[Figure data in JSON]

>> begin

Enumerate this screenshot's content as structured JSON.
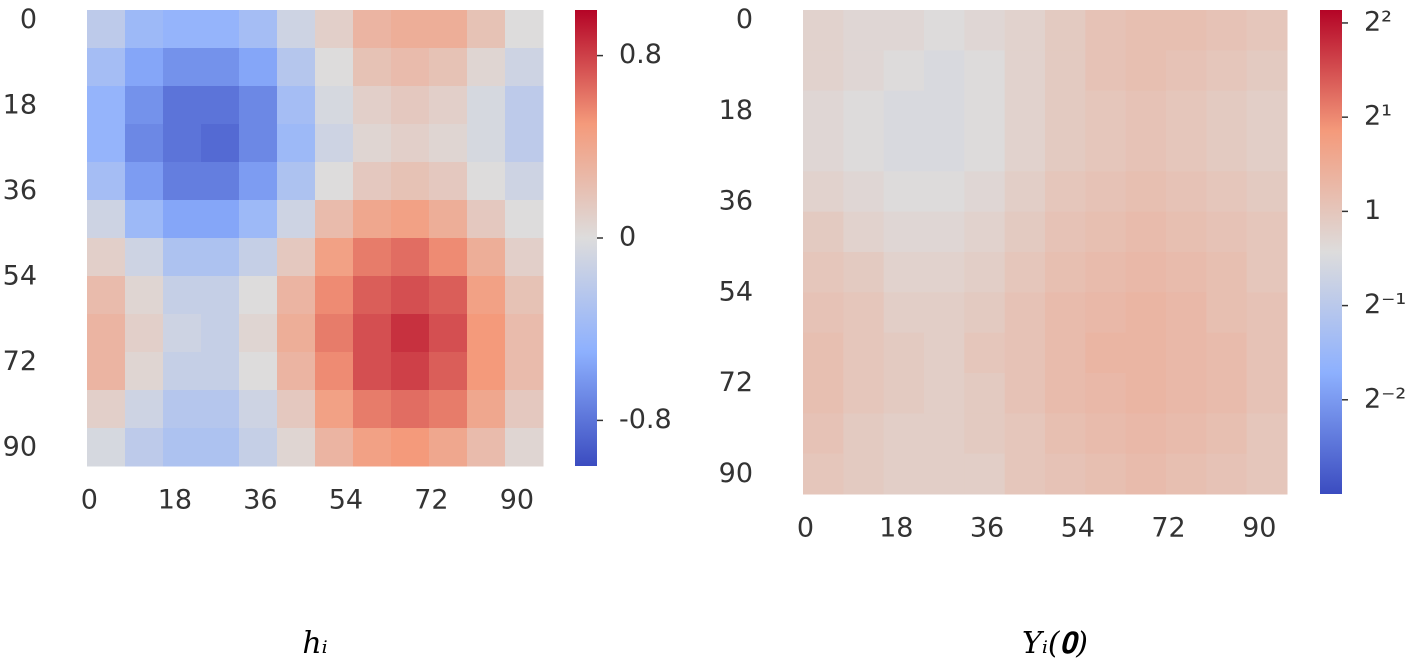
{
  "chart_data": [
    {
      "type": "heatmap",
      "title": "hᵢ",
      "colormap": "coolwarm",
      "y_inverted": true,
      "x": [
        4,
        12,
        20,
        28,
        36,
        44,
        52,
        60,
        68,
        76,
        84,
        92
      ],
      "y": [
        4,
        12,
        20,
        28,
        36,
        44,
        52,
        60,
        68,
        76,
        84,
        92
      ],
      "z": [
        [
          -0.2,
          -0.4,
          -0.45,
          -0.45,
          -0.35,
          -0.1,
          0.1,
          0.3,
          0.35,
          0.35,
          0.2,
          0.0
        ],
        [
          -0.35,
          -0.55,
          -0.65,
          -0.65,
          -0.55,
          -0.25,
          0.0,
          0.2,
          0.25,
          0.2,
          0.05,
          -0.1
        ],
        [
          -0.45,
          -0.65,
          -0.8,
          -0.8,
          -0.7,
          -0.35,
          -0.05,
          0.1,
          0.15,
          0.1,
          -0.05,
          -0.2
        ],
        [
          -0.45,
          -0.7,
          -0.8,
          -0.85,
          -0.7,
          -0.4,
          -0.1,
          0.05,
          0.1,
          0.05,
          -0.05,
          -0.2
        ],
        [
          -0.35,
          -0.6,
          -0.75,
          -0.75,
          -0.6,
          -0.3,
          0.0,
          0.15,
          0.2,
          0.15,
          0.0,
          -0.1
        ],
        [
          -0.1,
          -0.4,
          -0.55,
          -0.55,
          -0.4,
          -0.1,
          0.25,
          0.4,
          0.45,
          0.35,
          0.15,
          0.0
        ],
        [
          0.1,
          -0.1,
          -0.3,
          -0.3,
          -0.15,
          0.15,
          0.45,
          0.6,
          0.65,
          0.55,
          0.35,
          0.1
        ],
        [
          0.25,
          0.05,
          -0.15,
          -0.15,
          0.0,
          0.3,
          0.55,
          0.7,
          0.75,
          0.7,
          0.45,
          0.2
        ],
        [
          0.3,
          0.1,
          -0.1,
          -0.15,
          0.05,
          0.35,
          0.6,
          0.75,
          0.85,
          0.75,
          0.5,
          0.25
        ],
        [
          0.3,
          0.05,
          -0.15,
          -0.15,
          0.0,
          0.3,
          0.55,
          0.75,
          0.8,
          0.7,
          0.5,
          0.25
        ],
        [
          0.1,
          -0.1,
          -0.25,
          -0.25,
          -0.1,
          0.15,
          0.45,
          0.6,
          0.65,
          0.6,
          0.4,
          0.15
        ],
        [
          -0.05,
          -0.2,
          -0.3,
          -0.3,
          -0.15,
          0.05,
          0.3,
          0.45,
          0.5,
          0.4,
          0.25,
          0.05
        ]
      ],
      "xlim": [
        0,
        96
      ],
      "ylim": [
        0,
        96
      ],
      "xticks": [
        0,
        18,
        36,
        54,
        72,
        90
      ],
      "yticks": [
        0,
        18,
        36,
        54,
        72,
        90
      ],
      "colorbar": {
        "clim": [
          -1.0,
          1.0
        ],
        "log": false,
        "ticks": [
          -0.8,
          0,
          0.8
        ]
      }
    },
    {
      "type": "heatmap",
      "title": "Yᵢ(𝟎)",
      "colormap": "coolwarm",
      "y_inverted": true,
      "x": [
        4,
        12,
        20,
        28,
        36,
        44,
        52,
        60,
        68,
        76,
        84,
        92
      ],
      "y": [
        4,
        12,
        20,
        28,
        36,
        44,
        52,
        60,
        68,
        76,
        84,
        92
      ],
      "z": [
        [
          0.85,
          0.8,
          0.8,
          0.75,
          0.8,
          0.85,
          0.95,
          1.05,
          1.1,
          1.1,
          1.05,
          1.0
        ],
        [
          0.85,
          0.8,
          0.75,
          0.7,
          0.75,
          0.85,
          0.95,
          1.05,
          1.1,
          1.05,
          1.0,
          0.95
        ],
        [
          0.8,
          0.75,
          0.7,
          0.7,
          0.75,
          0.85,
          0.95,
          1.0,
          1.05,
          1.0,
          0.95,
          0.9
        ],
        [
          0.8,
          0.75,
          0.7,
          0.7,
          0.75,
          0.85,
          0.95,
          1.0,
          1.05,
          1.0,
          0.95,
          0.9
        ],
        [
          0.85,
          0.8,
          0.75,
          0.75,
          0.8,
          0.9,
          1.0,
          1.05,
          1.1,
          1.05,
          1.0,
          0.95
        ],
        [
          0.95,
          0.85,
          0.8,
          0.8,
          0.85,
          0.95,
          1.05,
          1.1,
          1.15,
          1.1,
          1.05,
          1.0
        ],
        [
          1.0,
          0.95,
          0.85,
          0.85,
          0.9,
          1.0,
          1.1,
          1.15,
          1.2,
          1.15,
          1.1,
          1.0
        ],
        [
          1.05,
          1.0,
          0.9,
          0.9,
          0.95,
          1.05,
          1.15,
          1.2,
          1.25,
          1.2,
          1.1,
          1.05
        ],
        [
          1.1,
          1.0,
          0.95,
          0.9,
          1.0,
          1.05,
          1.15,
          1.25,
          1.25,
          1.2,
          1.15,
          1.05
        ],
        [
          1.1,
          1.0,
          0.95,
          0.9,
          0.95,
          1.05,
          1.15,
          1.2,
          1.25,
          1.2,
          1.15,
          1.05
        ],
        [
          1.05,
          0.95,
          0.9,
          0.9,
          0.95,
          1.0,
          1.1,
          1.15,
          1.2,
          1.15,
          1.1,
          1.0
        ],
        [
          1.0,
          0.95,
          0.9,
          0.9,
          0.9,
          1.0,
          1.05,
          1.1,
          1.15,
          1.1,
          1.05,
          1.0
        ]
      ],
      "xlim": [
        0,
        96
      ],
      "ylim": [
        0,
        96
      ],
      "xticks": [
        0,
        18,
        36,
        54,
        72,
        90
      ],
      "yticks": [
        0,
        18,
        36,
        54,
        72,
        90
      ],
      "colorbar": {
        "clim": [
          0.125,
          4.4
        ],
        "log": true,
        "ticks": [
          {
            "value": 0.25,
            "label": "2⁻²"
          },
          {
            "value": 0.5,
            "label": "2⁻¹"
          },
          1,
          {
            "value": 2,
            "label": "2¹"
          },
          {
            "value": 4,
            "label": "2²"
          }
        ]
      }
    }
  ]
}
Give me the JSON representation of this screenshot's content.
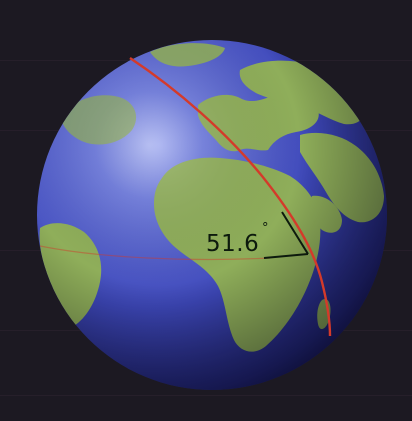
{
  "diagram": {
    "angle_label": "51.6",
    "degree_symbol": "°"
  },
  "colors": {
    "background": "#1c1922",
    "ocean_light": "#6f7ce0",
    "ocean_mid": "#3d47b8",
    "ocean_dark": "#1c1a5a",
    "land": "#8fae5a",
    "orbit_line": "#d43a2a",
    "equator_line": "#d03a2a",
    "label": "#0d1a0d"
  },
  "icons": {
    "globe": "earth-globe-icon"
  }
}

>> end

Could you repeat all of the material exactly? Pictures should not be copied.

Enumerate this screenshot's content as structured JSON.
{
  "chart_data": [
    {
      "type": "heatmap",
      "title": "hᵢ",
      "colormap": "coolwarm",
      "y_inverted": true,
      "x": [
        4,
        12,
        20,
        28,
        36,
        44,
        52,
        60,
        68,
        76,
        84,
        92
      ],
      "y": [
        4,
        12,
        20,
        28,
        36,
        44,
        52,
        60,
        68,
        76,
        84,
        92
      ],
      "z": [
        [
          -0.2,
          -0.4,
          -0.45,
          -0.45,
          -0.35,
          -0.1,
          0.1,
          0.3,
          0.35,
          0.35,
          0.2,
          0.0
        ],
        [
          -0.35,
          -0.55,
          -0.65,
          -0.65,
          -0.55,
          -0.25,
          0.0,
          0.2,
          0.25,
          0.2,
          0.05,
          -0.1
        ],
        [
          -0.45,
          -0.65,
          -0.8,
          -0.8,
          -0.7,
          -0.35,
          -0.05,
          0.1,
          0.15,
          0.1,
          -0.05,
          -0.2
        ],
        [
          -0.45,
          -0.7,
          -0.8,
          -0.85,
          -0.7,
          -0.4,
          -0.1,
          0.05,
          0.1,
          0.05,
          -0.05,
          -0.2
        ],
        [
          -0.35,
          -0.6,
          -0.75,
          -0.75,
          -0.6,
          -0.3,
          0.0,
          0.15,
          0.2,
          0.15,
          0.0,
          -0.1
        ],
        [
          -0.1,
          -0.4,
          -0.55,
          -0.55,
          -0.4,
          -0.1,
          0.25,
          0.4,
          0.45,
          0.35,
          0.15,
          0.0
        ],
        [
          0.1,
          -0.1,
          -0.3,
          -0.3,
          -0.15,
          0.15,
          0.45,
          0.6,
          0.65,
          0.55,
          0.35,
          0.1
        ],
        [
          0.25,
          0.05,
          -0.15,
          -0.15,
          0.0,
          0.3,
          0.55,
          0.7,
          0.75,
          0.7,
          0.45,
          0.2
        ],
        [
          0.3,
          0.1,
          -0.1,
          -0.15,
          0.05,
          0.35,
          0.6,
          0.75,
          0.85,
          0.75,
          0.5,
          0.25
        ],
        [
          0.3,
          0.05,
          -0.15,
          -0.15,
          0.0,
          0.3,
          0.55,
          0.75,
          0.8,
          0.7,
          0.5,
          0.25
        ],
        [
          0.1,
          -0.1,
          -0.25,
          -0.25,
          -0.1,
          0.15,
          0.45,
          0.6,
          0.65,
          0.6,
          0.4,
          0.15
        ],
        [
          -0.05,
          -0.2,
          -0.3,
          -0.3,
          -0.15,
          0.05,
          0.3,
          0.45,
          0.5,
          0.4,
          0.25,
          0.05
        ]
      ],
      "xlim": [
        0,
        96
      ],
      "ylim": [
        0,
        96
      ],
      "xticks": [
        0,
        18,
        36,
        54,
        72,
        90
      ],
      "yticks": [
        0,
        18,
        36,
        54,
        72,
        90
      ],
      "colorbar": {
        "clim": [
          -1.0,
          1.0
        ],
        "log": false,
        "ticks": [
          -0.8,
          0,
          0.8
        ]
      }
    },
    {
      "type": "heatmap",
      "title": "Yᵢ(𝟎)",
      "colormap": "coolwarm",
      "y_inverted": true,
      "x": [
        4,
        12,
        20,
        28,
        36,
        44,
        52,
        60,
        68,
        76,
        84,
        92
      ],
      "y": [
        4,
        12,
        20,
        28,
        36,
        44,
        52,
        60,
        68,
        76,
        84,
        92
      ],
      "z": [
        [
          0.85,
          0.8,
          0.8,
          0.75,
          0.8,
          0.85,
          0.95,
          1.05,
          1.1,
          1.1,
          1.05,
          1.0
        ],
        [
          0.85,
          0.8,
          0.75,
          0.7,
          0.75,
          0.85,
          0.95,
          1.05,
          1.1,
          1.05,
          1.0,
          0.95
        ],
        [
          0.8,
          0.75,
          0.7,
          0.7,
          0.75,
          0.85,
          0.95,
          1.0,
          1.05,
          1.0,
          0.95,
          0.9
        ],
        [
          0.8,
          0.75,
          0.7,
          0.7,
          0.75,
          0.85,
          0.95,
          1.0,
          1.05,
          1.0,
          0.95,
          0.9
        ],
        [
          0.85,
          0.8,
          0.75,
          0.75,
          0.8,
          0.9,
          1.0,
          1.05,
          1.1,
          1.05,
          1.0,
          0.95
        ],
        [
          0.95,
          0.85,
          0.8,
          0.8,
          0.85,
          0.95,
          1.05,
          1.1,
          1.15,
          1.1,
          1.05,
          1.0
        ],
        [
          1.0,
          0.95,
          0.85,
          0.85,
          0.9,
          1.0,
          1.1,
          1.15,
          1.2,
          1.15,
          1.1,
          1.0
        ],
        [
          1.05,
          1.0,
          0.9,
          0.9,
          0.95,
          1.05,
          1.15,
          1.2,
          1.25,
          1.2,
          1.1,
          1.05
        ],
        [
          1.1,
          1.0,
          0.95,
          0.9,
          1.0,
          1.05,
          1.15,
          1.25,
          1.25,
          1.2,
          1.15,
          1.05
        ],
        [
          1.1,
          1.0,
          0.95,
          0.9,
          0.95,
          1.05,
          1.15,
          1.2,
          1.25,
          1.2,
          1.15,
          1.05
        ],
        [
          1.05,
          0.95,
          0.9,
          0.9,
          0.95,
          1.0,
          1.1,
          1.15,
          1.2,
          1.15,
          1.1,
          1.0
        ],
        [
          1.0,
          0.95,
          0.9,
          0.9,
          0.9,
          1.0,
          1.05,
          1.1,
          1.15,
          1.1,
          1.05,
          1.0
        ]
      ],
      "xlim": [
        0,
        96
      ],
      "ylim": [
        0,
        96
      ],
      "xticks": [
        0,
        18,
        36,
        54,
        72,
        90
      ],
      "yticks": [
        0,
        18,
        36,
        54,
        72,
        90
      ],
      "colorbar": {
        "clim": [
          0.125,
          4.4
        ],
        "log": true,
        "ticks": [
          {
            "value": 0.25,
            "label": "2⁻²"
          },
          {
            "value": 0.5,
            "label": "2⁻¹"
          },
          1,
          {
            "value": 2,
            "label": "2¹"
          },
          {
            "value": 4,
            "label": "2²"
          }
        ]
      }
    }
  ]
}
Give me the JSON representation of this screenshot's content.
{
  "diagram": {
    "angle_label": "51.6",
    "degree_symbol": "°"
  },
  "colors": {
    "background": "#1c1922",
    "ocean_light": "#6f7ce0",
    "ocean_mid": "#3d47b8",
    "ocean_dark": "#1c1a5a",
    "land": "#8fae5a",
    "orbit_line": "#d43a2a",
    "equator_line": "#d03a2a",
    "label": "#0d1a0d"
  },
  "icons": {
    "globe": "earth-globe-icon"
  }
}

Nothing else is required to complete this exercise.